**What is required**: Gather all lines in the entries below that include the word "this".

----- Data provided -----

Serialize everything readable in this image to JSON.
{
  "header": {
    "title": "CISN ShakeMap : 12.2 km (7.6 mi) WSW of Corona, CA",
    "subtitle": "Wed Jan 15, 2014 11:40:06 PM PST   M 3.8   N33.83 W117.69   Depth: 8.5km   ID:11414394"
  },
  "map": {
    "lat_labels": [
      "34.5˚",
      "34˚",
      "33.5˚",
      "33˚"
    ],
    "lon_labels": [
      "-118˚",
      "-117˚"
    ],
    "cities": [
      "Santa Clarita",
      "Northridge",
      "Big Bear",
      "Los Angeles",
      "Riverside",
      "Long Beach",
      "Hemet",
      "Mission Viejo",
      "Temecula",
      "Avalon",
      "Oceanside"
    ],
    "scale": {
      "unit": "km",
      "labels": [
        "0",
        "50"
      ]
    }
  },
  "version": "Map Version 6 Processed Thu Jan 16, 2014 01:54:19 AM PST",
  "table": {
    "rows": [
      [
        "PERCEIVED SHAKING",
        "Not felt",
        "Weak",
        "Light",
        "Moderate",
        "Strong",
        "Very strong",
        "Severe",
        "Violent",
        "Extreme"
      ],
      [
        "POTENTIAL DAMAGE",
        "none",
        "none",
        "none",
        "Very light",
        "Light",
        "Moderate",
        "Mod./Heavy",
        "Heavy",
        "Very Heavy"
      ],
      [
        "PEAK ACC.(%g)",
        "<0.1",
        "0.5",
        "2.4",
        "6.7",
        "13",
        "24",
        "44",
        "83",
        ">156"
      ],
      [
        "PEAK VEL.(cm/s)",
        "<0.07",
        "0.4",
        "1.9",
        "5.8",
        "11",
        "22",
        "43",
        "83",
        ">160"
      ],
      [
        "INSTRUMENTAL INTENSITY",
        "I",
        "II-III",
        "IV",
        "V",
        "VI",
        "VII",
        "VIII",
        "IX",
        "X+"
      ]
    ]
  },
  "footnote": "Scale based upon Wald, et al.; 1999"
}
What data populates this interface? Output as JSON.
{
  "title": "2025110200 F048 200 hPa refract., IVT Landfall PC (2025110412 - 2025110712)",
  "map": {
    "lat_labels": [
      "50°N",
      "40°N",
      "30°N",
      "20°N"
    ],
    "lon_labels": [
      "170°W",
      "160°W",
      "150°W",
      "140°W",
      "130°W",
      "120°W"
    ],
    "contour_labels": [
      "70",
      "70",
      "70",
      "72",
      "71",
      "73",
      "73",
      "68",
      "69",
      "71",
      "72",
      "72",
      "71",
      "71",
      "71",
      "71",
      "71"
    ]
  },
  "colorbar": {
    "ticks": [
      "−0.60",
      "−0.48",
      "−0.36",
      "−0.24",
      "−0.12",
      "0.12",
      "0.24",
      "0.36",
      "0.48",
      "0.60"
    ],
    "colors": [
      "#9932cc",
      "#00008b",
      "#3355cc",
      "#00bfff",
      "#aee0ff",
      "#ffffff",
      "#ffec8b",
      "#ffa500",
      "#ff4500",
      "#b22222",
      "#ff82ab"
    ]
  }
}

-----

**Response to the task**:
Serialize everything readable in this image to JSON.
What data populates this interface? Output as JSON.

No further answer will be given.